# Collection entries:
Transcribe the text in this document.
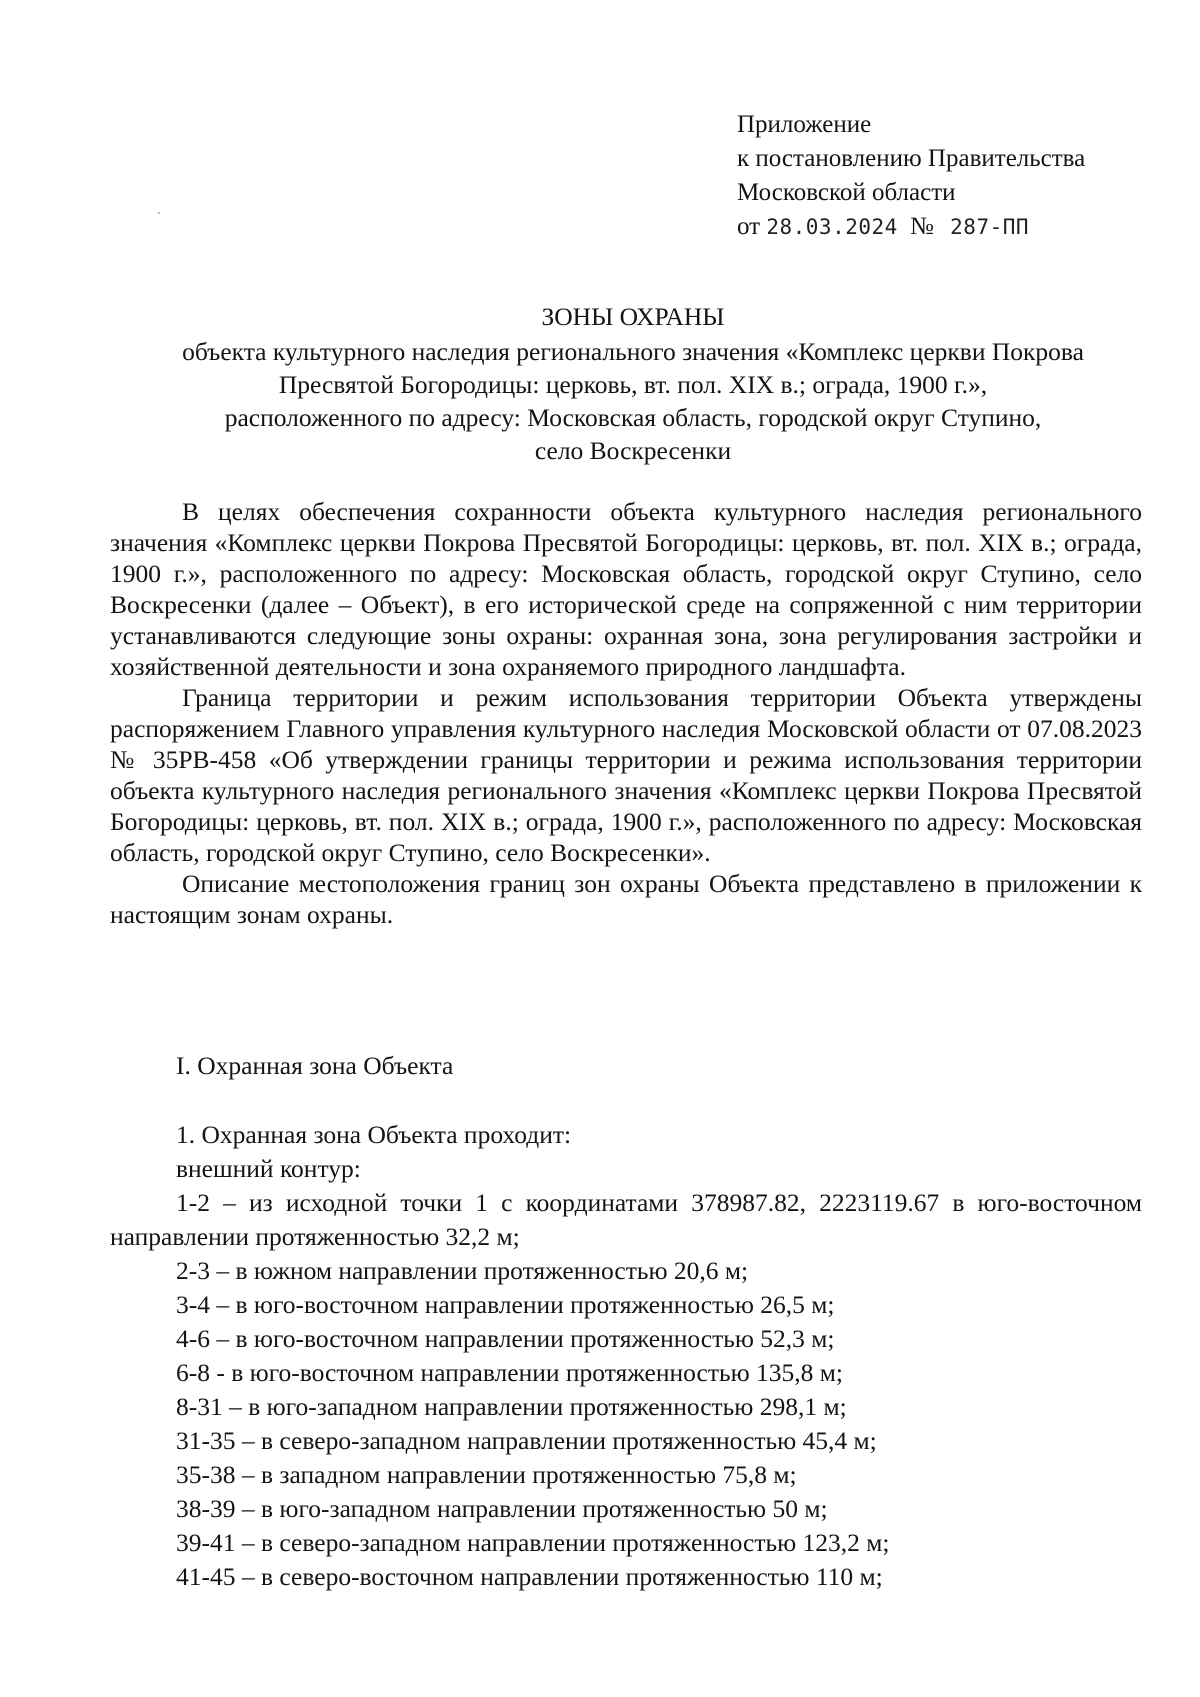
Приложение
к постановлению Правительства
Московской области
от 28.03.2024 № 287-ПП
ЗОНЫ ОХРАНЫ
объекта культурного наследия регионального значения «Комплекс церкви Покрова
Пресвятой Богородицы: церковь, вт. пол. XIX в.; ограда, 1900 г.»,
расположенного по адресу: Московская область, городской округ Ступино,
село Воскресенки

В целях обеспечения сохранности объекта культурного наследия регионального значения «Комплекс церкви Покрова Пресвятой Богородицы: церковь, вт. пол. XIX в.; ограда, 1900 г.», расположенного по адресу: Московская область, городской округ Ступино, село Воскресенки (далее – Объект), в его исторической среде на сопряженной с ним территории устанавливаются следующие зоны охраны: охранная зона, зона регулирования застройки и хозяйственной деятельности и зона охраняемого природного ландшафта.

Граница территории и режим использования территории Объекта утверждены распоряжением Главного управления культурного наследия Московской области от 07.08.2023 № 35РВ-458 «Об утверждении границы территории и режима использования территории объекта культурного наследия регионального значения «Комплекс церкви Покрова Пресвятой Богородицы: церковь, вт. пол. XIX в.; ограда, 1900 г.», расположенного по адресу: Московская область, городской округ Ступино, село Воскресенки».

Описание местоположения границ зон охраны Объекта представлено в приложении к настоящим зонам охраны.

I. Охранная зона Объекта
1. Охранная зона Объекта проходит:
внешний контур:

1-2 – из исходной точки 1 с координатами 378987.82, 2223119.67 в юго-восточном направлении протяженностью 32,2 м;

2-3 – в южном направлении протяженностью 20,6 м;
3-4 – в юго-восточном направлении протяженностью 26,5 м;
4-6 – в юго-восточном направлении протяженностью 52,3 м;
6-8 - в юго-восточном направлении протяженностью 135,8 м;
8-31 – в юго-западном направлении протяженностью 298,1 м;
31-35 – в северо-западном направлении протяженностью 45,4 м;
35-38 – в западном направлении протяженностью 75,8 м;
38-39 – в юго-западном направлении протяженностью 50 м;
39-41 – в северо-западном направлении протяженностью 123,2 м;
41-45 – в северо-восточном направлении протяженностью 110 м;
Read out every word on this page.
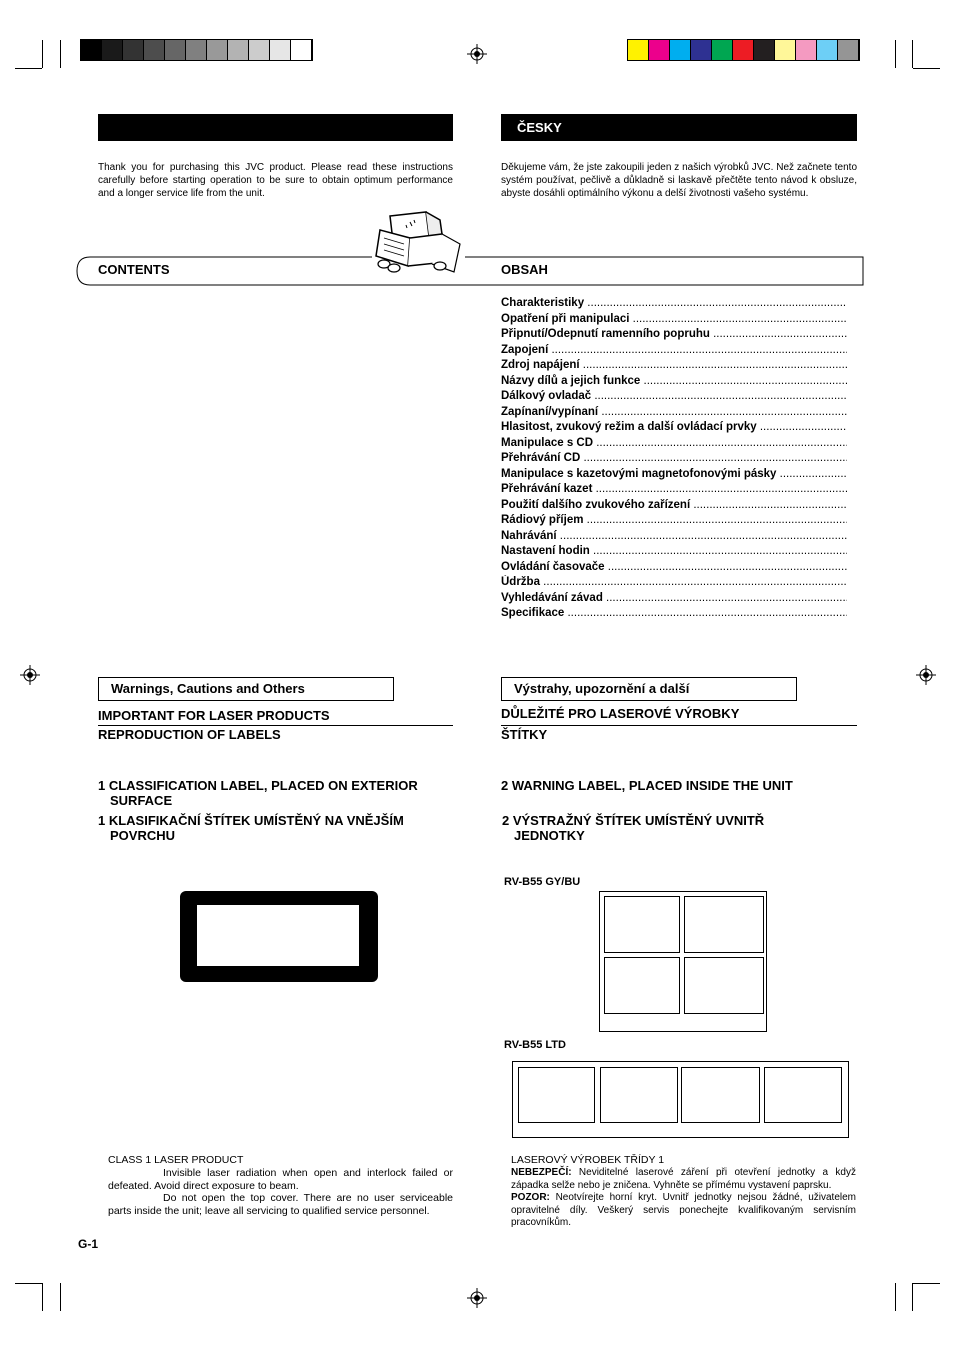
ČESKY
Thank you for purchasing this JVC product. Please read these instructions carefully before starting operation to be sure to obtain optimum performance and a longer service life from the unit.
Děkujeme vám, že jste zakoupili jeden z našich výrobků JVC. Než začnete tento systém používat, pečlivě a důkladně si laskavě přečtěte tento návod k obsluze, abyste dosáhli optimálního výkonu a delší životnosti vašeho systému.
CONTENTS	OBSAH
Charakteristiky .....
Opatření při manipulaci .....
Připnutí/Odepnutí ramenního popruhu .....
Zapojení .....
Zdroj napájení .....
Názvy dílů a jejich funkce .....
Dálkový ovladač .....
Zapínaní/vypínaní .....
Hlasitost, zvukový režim a další ovládací prvky .....
Manipulace s CD .....
Přehrávání CD .....
Manipulace s kazetovými magnetofonovými pásky .....
Přehrávání kazet .....
Použití dalšího zvukového zařízení .....
Rádiový příjem .....
Nahrávání .....
Nastavení hodin .....
Ovládání časovače .....
Údržba .....
Vyhledávání závad .....
Specifikace .....
Warnings, Cautions and Others	Výstrahy, upozornění a další
IMPORTANT FOR LASER PRODUCTS
REPRODUCTION OF LABELS
DŮLEŽITÉ PRO LASEROVÉ VÝROBKY
ŠTÍTKY
1 CLASSIFICATION LABEL, PLACED ON EXTERIOR SURFACE
1 KLASIFIKAČNÍ ŠTÍTEK UMÍSTĚNÝ NA VNĚJŠÍM POVRCHU
2 WARNING LABEL, PLACED INSIDE THE UNIT
2 VÝSTRAŽNÝ ŠTÍTEK UMÍSTĚNÝ UVNITŘ JEDNOTKY
RV-B55 GY/BU
RV-B55 LTD
CLASS 1 LASER PRODUCT
Invisible laser radiation when open and interlock failed or defeated. Avoid direct exposure to beam.
Do not open the top cover. There are no user serviceable parts inside the unit; leave all servicing to qualified service personnel.
LASEROVÝ VÝROBEK TŘÍDY 1
NEBEZPEČÍ: Neviditelné laserové záření při otevření jednotky a když západka selže nebo je zničena. Vyhněte se přímému vystavení paprsku.
POZOR: Neotvírejte horní kryt. Uvnitř jednotky nejsou žádné, uživatelem opravitelné díly. Veškerý servis ponechejte kvalifikovaným servisním pracovníkům.
G-1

# DIRECTIONS FOR THIS TASK:
Print all of the records shown above exactly, leaving out each picture.

# ANSWER TO THE PROBLEM:
Transcribe the text in this document.
Приложение
к постановлению Правительства
Московской области
от 28.03.2024 № 287-ПП
ЗОНЫ ОХРАНЫ
объекта культурного наследия регионального значения «Комплекс церкви Покрова
Пресвятой Богородицы: церковь, вт. пол. XIX в.; ограда, 1900 г.»,
расположенного по адресу: Московская область, городской округ Ступино,
село Воскресенки

В целях обеспечения сохранности объекта культурного наследия регионального значения «Комплекс церкви Покрова Пресвятой Богородицы: церковь, вт. пол. XIX в.; ограда, 1900 г.», расположенного по адресу: Московская область, городской округ Ступино, село Воскресенки (далее – Объект), в его исторической среде на сопряженной с ним территории устанавливаются следующие зоны охраны: охранная зона, зона регулирования застройки и хозяйственной деятельности и зона охраняемого природного ландшафта.

Граница территории и режим использования территории Объекта утверждены распоряжением Главного управления культурного наследия Московской области от 07.08.2023 № 35РВ-458 «Об утверждении границы территории и режима использования территории объекта культурного наследия регионального значения «Комплекс церкви Покрова Пресвятой Богородицы: церковь, вт. пол. XIX в.; ограда, 1900 г.», расположенного по адресу: Московская область, городской округ Ступино, село Воскресенки».

Описание местоположения границ зон охраны Объекта представлено в приложении к настоящим зонам охраны.

I. Охранная зона Объекта
1. Охранная зона Объекта проходит:
внешний контур:

1-2 – из исходной точки 1 с координатами 378987.82, 2223119.67 в юго-восточном направлении протяженностью 32,2 м;

2-3 – в южном направлении протяженностью 20,6 м;
3-4 – в юго-восточном направлении протяженностью 26,5 м;
4-6 – в юго-восточном направлении протяженностью 52,3 м;
6-8 - в юго-восточном направлении протяженностью 135,8 м;
8-31 – в юго-западном направлении протяженностью 298,1 м;
31-35 – в северо-западном направлении протяженностью 45,4 м;
35-38 – в западном направлении протяженностью 75,8 м;
38-39 – в юго-западном направлении протяженностью 50 м;
39-41 – в северо-западном направлении протяженностью 123,2 м;
41-45 – в северо-восточном направлении протяженностью 110 м;
Read out every word on this page.
ČESKY
Thank you for purchasing this JVC product. Please read these instructions carefully before starting operation to be sure to obtain optimum performance and a longer service life from the unit.
Děkujeme vám, že jste zakoupili jeden z našich výrobků JVC. Než začnete tento systém používat, pečlivě a důkladně si laskavě přečtěte tento návod k obsluze, abyste dosáhli optimálního výkonu a delší životnosti vašeho systému.
CONTENTS	OBSAH
Charakteristiky .....
Opatření při manipulaci .....
Připnutí/Odepnutí ramenního popruhu .....
Zapojení .....
Zdroj napájení .....
Názvy dílů a jejich funkce .....
Dálkový ovladač .....
Zapínaní/vypínaní .....
Hlasitost, zvukový režim a další ovládací prvky .....
Manipulace s CD .....
Přehrávání CD .....
Manipulace s kazetovými magnetofonovými pásky .....
Přehrávání kazet .....
Použití dalšího zvukového zařízení .....
Rádiový příjem .....
Nahrávání .....
Nastavení hodin .....
Ovládání časovače .....
Údržba .....
Vyhledávání závad .....
Specifikace .....
Warnings, Cautions and Others	Výstrahy, upozornění a další
IMPORTANT FOR LASER PRODUCTS
REPRODUCTION OF LABELS
DŮLEŽITÉ PRO LASEROVÉ VÝROBKY
ŠTÍTKY
1 CLASSIFICATION LABEL, PLACED ON EXTERIOR SURFACE
1 KLASIFIKAČNÍ ŠTÍTEK UMÍSTĚNÝ NA VNĚJŠÍM POVRCHU
2 WARNING LABEL, PLACED INSIDE THE UNIT
2 VÝSTRAŽNÝ ŠTÍTEK UMÍSTĚNÝ UVNITŘ JEDNOTKY
RV-B55 GY/BU
RV-B55 LTD
CLASS 1 LASER PRODUCT
Invisible laser radiation when open and interlock failed or defeated. Avoid direct exposure to beam.
Do not open the top cover. There are no user serviceable parts inside the unit; leave all servicing to qualified service personnel.
LASEROVÝ VÝROBEK TŘÍDY 1
NEBEZPEČÍ: Neviditelné laserové záření při otevření jednotky a když západka selže nebo je zničena. Vyhněte se přímému vystavení paprsku.
POZOR: Neotvírejte horní kryt. Uvnitř jednotky nejsou žádné, uživatelem opravitelné díly. Veškerý servis ponechejte kvalifikovaným servisním pracovníkům.
G-1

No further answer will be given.